AIM OF THE TASK: Where does the string "туризма" appear? Copy every line of the entries below that holds it.

TASK MATERIAL:
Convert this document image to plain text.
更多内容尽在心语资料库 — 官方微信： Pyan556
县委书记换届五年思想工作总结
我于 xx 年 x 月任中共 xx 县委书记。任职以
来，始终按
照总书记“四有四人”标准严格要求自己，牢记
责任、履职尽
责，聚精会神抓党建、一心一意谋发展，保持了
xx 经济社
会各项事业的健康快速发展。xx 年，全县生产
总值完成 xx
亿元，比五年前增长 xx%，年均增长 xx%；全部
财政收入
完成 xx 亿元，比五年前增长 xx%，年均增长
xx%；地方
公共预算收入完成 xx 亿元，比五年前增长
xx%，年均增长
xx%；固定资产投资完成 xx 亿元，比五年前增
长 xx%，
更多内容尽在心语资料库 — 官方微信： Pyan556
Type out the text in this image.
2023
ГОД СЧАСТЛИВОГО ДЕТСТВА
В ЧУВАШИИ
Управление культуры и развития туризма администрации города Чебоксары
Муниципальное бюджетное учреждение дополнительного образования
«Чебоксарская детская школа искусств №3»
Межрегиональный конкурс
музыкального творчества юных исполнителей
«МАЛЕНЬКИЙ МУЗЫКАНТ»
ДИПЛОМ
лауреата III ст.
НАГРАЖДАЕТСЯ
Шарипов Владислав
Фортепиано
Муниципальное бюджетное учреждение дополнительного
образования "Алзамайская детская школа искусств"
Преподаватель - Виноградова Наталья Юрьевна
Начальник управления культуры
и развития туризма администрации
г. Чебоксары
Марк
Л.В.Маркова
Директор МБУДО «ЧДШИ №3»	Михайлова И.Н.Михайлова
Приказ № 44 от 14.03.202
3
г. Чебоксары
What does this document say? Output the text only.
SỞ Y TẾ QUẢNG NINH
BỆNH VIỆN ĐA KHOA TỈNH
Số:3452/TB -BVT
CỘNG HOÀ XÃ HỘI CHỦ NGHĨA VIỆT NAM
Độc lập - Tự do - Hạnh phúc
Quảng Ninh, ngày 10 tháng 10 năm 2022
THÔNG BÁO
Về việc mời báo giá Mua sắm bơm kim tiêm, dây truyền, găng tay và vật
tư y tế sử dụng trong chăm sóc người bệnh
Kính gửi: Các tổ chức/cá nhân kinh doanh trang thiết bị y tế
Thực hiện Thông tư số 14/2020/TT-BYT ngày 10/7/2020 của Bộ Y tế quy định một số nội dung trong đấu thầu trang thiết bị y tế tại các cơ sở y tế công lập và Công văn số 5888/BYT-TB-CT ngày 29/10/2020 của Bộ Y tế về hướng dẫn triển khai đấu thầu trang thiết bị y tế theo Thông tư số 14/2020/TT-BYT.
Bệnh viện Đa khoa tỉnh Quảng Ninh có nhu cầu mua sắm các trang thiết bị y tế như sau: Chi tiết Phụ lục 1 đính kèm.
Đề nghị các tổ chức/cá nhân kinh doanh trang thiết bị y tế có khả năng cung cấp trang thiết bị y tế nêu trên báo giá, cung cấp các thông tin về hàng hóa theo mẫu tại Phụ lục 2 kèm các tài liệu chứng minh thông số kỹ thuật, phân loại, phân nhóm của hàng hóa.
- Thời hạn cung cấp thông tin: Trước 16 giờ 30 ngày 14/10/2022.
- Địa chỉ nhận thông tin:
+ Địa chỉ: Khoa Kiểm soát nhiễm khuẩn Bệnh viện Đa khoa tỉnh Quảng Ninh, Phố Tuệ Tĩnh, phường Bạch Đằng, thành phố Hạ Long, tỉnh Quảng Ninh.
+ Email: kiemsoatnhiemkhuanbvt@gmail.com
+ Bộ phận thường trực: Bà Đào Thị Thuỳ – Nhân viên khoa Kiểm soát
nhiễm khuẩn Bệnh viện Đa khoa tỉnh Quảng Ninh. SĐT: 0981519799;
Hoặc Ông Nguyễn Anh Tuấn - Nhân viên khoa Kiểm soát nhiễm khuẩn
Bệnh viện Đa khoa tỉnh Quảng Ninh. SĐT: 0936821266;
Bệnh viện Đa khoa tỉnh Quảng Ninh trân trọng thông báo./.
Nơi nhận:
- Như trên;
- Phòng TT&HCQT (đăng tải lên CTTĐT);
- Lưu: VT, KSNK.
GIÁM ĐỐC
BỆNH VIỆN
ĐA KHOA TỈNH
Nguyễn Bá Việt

EXERCISE OUTPUT:
Управление культуры и развития туризма администрации города Чебоксары
и развития туризма администрации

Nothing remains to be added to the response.